Work task
For each line below that contains the word "registered", make a copy.

■ ■ ■ ■ ■

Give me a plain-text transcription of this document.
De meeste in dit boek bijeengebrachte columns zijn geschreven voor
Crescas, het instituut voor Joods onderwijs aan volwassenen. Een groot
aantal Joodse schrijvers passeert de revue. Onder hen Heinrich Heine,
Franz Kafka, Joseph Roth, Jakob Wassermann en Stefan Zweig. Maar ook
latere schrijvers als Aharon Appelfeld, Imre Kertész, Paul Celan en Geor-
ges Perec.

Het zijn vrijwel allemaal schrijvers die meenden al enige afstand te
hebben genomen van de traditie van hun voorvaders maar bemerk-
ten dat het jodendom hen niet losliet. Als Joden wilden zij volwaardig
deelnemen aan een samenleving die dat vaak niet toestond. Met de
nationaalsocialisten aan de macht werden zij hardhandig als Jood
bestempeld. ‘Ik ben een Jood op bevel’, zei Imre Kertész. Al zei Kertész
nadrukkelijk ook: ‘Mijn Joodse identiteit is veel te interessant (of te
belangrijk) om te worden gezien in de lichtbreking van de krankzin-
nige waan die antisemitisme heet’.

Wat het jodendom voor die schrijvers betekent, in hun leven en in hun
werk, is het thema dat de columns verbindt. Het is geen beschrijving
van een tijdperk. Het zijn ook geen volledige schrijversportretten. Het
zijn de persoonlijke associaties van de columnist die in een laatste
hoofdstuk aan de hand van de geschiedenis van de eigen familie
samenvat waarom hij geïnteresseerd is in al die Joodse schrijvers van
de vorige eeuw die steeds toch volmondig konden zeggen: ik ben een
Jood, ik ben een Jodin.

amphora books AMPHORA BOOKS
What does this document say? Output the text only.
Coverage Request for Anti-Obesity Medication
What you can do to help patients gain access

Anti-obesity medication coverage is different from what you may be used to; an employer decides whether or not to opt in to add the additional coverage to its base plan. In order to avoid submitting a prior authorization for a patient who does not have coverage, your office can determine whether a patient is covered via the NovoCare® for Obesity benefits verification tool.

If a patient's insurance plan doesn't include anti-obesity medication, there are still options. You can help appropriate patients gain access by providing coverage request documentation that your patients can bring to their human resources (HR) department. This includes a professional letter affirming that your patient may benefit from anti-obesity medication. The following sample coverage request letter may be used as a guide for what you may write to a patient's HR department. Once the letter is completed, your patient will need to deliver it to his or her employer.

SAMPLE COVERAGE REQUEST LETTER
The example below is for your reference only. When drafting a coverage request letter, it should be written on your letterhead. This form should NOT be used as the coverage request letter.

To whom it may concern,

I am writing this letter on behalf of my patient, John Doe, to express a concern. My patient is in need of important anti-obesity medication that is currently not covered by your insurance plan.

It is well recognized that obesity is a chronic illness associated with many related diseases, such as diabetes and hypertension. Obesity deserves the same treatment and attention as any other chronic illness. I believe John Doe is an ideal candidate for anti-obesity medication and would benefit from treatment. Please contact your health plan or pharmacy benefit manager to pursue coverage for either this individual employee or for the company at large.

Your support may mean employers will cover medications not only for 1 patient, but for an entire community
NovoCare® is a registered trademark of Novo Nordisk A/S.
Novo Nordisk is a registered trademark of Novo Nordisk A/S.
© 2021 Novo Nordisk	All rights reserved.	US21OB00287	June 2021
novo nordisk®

■ ■ ■ ■ ■

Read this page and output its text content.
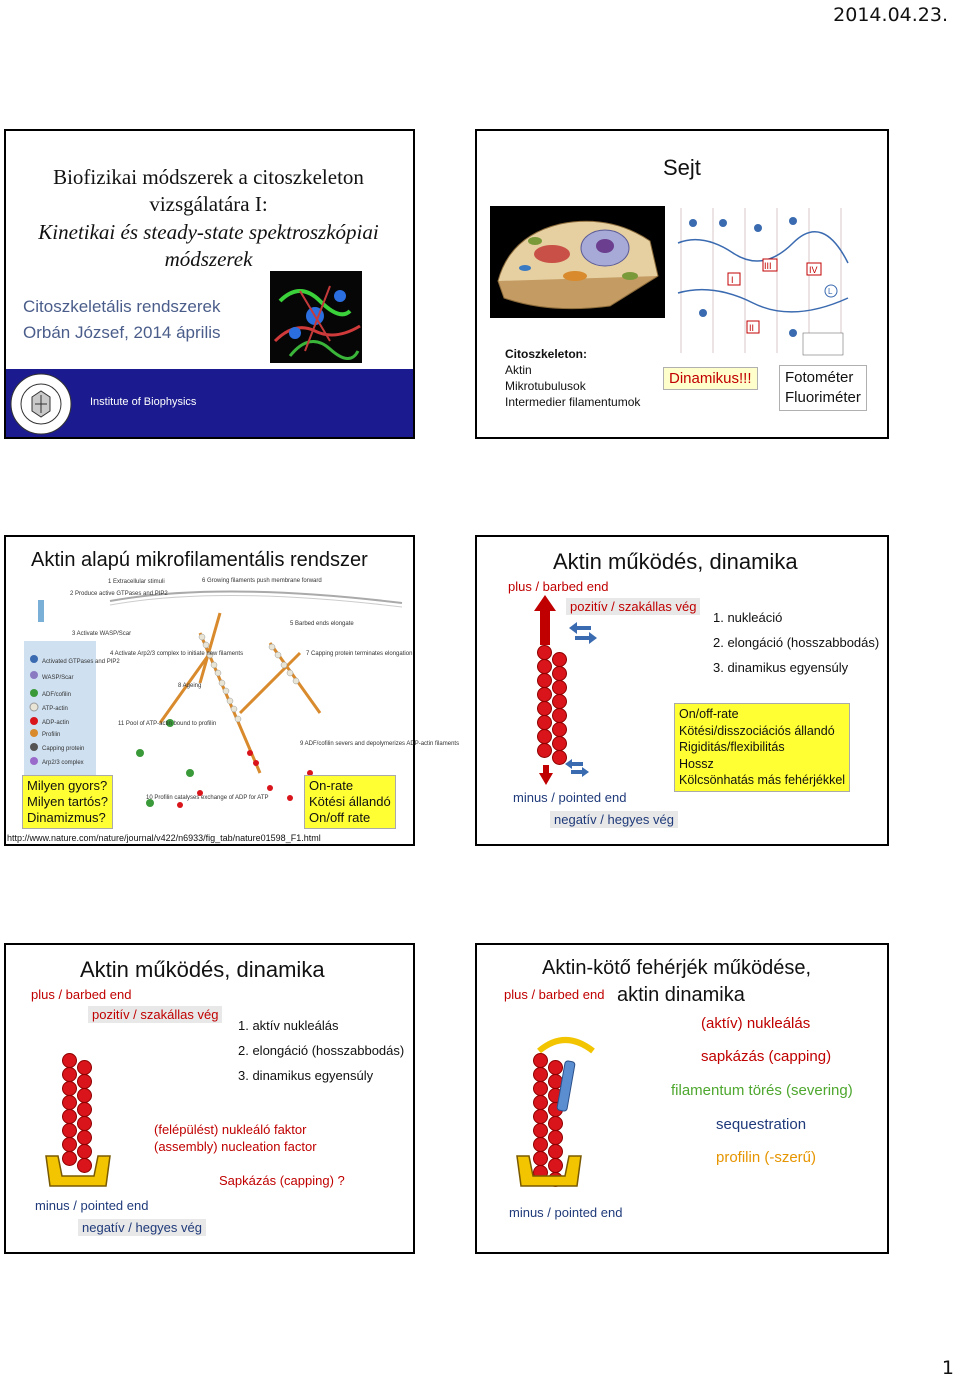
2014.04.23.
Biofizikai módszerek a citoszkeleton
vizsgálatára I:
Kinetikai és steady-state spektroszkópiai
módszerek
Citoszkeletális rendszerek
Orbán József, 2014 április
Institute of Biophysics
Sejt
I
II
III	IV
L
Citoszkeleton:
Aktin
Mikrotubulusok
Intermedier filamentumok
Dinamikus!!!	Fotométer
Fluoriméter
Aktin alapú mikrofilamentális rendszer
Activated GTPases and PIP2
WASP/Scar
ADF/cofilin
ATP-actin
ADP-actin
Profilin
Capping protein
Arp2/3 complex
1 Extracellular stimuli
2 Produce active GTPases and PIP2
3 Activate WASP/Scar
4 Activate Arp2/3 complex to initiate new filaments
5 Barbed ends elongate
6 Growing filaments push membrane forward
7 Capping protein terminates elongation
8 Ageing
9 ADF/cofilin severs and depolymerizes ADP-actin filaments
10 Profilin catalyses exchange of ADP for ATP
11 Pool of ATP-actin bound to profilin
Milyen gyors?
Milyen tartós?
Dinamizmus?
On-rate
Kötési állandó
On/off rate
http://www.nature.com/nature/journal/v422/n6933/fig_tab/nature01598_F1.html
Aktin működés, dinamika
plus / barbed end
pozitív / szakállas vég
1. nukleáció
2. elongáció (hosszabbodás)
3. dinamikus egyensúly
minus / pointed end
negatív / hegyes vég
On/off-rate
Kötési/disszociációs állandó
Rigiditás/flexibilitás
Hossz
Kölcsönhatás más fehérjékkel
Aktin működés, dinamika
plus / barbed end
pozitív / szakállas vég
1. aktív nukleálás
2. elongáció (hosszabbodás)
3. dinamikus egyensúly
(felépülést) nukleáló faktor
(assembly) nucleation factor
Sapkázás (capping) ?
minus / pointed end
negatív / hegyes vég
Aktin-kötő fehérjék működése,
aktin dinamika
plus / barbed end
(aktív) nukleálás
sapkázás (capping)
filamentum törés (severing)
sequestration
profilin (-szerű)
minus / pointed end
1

■ ■ ■ ■ ■

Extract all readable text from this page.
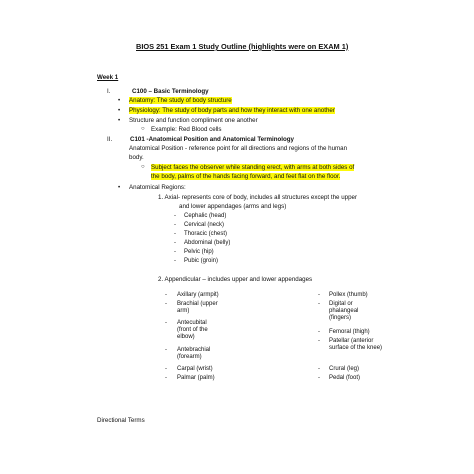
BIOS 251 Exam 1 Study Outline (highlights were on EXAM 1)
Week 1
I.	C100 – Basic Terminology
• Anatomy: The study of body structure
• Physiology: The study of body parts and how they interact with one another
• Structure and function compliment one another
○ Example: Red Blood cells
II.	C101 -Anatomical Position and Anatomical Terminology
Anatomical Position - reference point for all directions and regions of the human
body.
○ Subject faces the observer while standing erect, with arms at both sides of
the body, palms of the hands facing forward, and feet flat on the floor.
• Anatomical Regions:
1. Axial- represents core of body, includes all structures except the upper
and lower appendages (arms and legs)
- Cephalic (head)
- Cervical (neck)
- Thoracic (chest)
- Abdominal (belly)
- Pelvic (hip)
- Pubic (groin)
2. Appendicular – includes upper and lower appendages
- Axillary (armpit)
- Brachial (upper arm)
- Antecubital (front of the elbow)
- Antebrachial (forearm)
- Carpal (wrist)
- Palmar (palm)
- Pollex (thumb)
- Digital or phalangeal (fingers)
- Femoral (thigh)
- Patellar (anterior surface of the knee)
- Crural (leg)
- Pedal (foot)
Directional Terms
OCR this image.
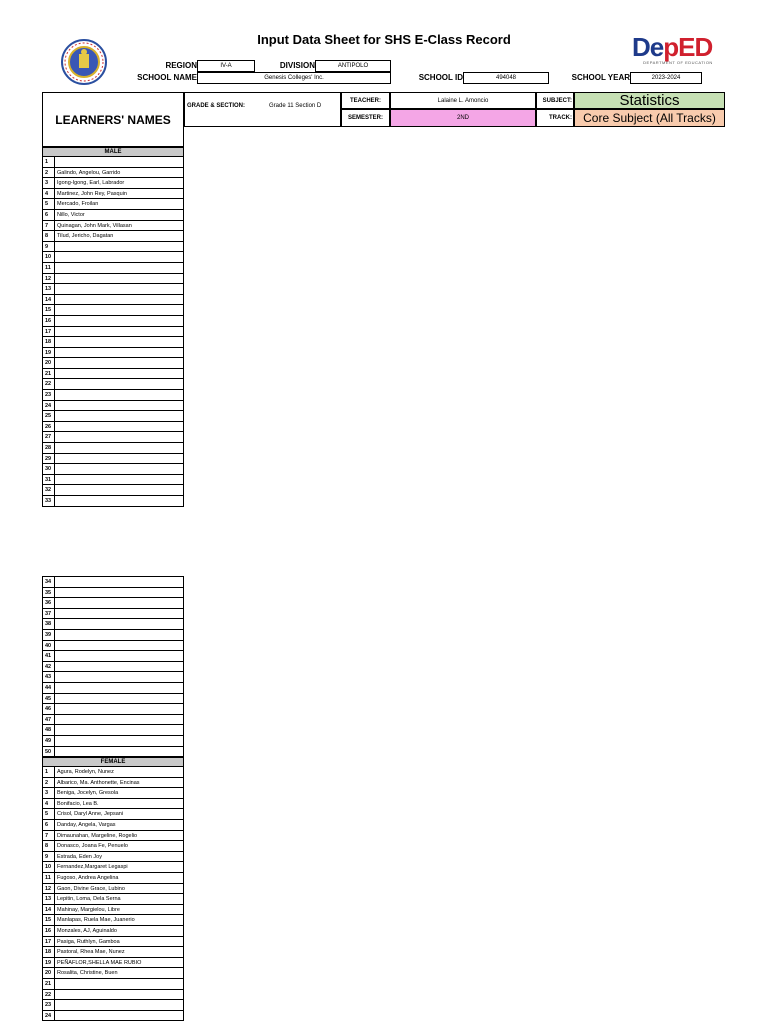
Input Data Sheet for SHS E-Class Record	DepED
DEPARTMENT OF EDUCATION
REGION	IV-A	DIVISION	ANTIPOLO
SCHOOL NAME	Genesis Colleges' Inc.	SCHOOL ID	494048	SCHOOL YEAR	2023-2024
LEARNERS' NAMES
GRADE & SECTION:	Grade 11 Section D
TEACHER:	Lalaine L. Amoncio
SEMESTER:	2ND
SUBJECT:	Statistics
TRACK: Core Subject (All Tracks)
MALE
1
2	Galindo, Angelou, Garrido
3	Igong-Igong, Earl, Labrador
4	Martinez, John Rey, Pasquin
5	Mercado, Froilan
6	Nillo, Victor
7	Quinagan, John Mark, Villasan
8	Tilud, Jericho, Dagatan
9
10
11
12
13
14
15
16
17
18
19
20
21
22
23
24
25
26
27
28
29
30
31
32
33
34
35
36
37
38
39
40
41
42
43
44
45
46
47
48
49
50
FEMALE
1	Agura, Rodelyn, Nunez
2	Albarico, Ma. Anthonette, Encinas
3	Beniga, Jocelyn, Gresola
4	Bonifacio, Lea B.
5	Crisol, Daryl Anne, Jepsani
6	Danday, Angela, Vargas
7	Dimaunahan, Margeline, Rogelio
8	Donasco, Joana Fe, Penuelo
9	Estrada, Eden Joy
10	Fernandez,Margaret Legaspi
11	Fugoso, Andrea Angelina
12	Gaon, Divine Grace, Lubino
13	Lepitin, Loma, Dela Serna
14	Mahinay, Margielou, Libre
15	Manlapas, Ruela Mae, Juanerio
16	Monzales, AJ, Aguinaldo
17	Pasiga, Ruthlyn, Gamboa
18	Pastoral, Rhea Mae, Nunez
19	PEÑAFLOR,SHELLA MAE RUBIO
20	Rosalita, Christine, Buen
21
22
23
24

■ ■ ■ ■ ■

Answer for this exercise
NovoCare® is a registered trademark of Novo Nordisk A/S.
Novo Nordisk is a registered trademark of Novo Nordisk A/S.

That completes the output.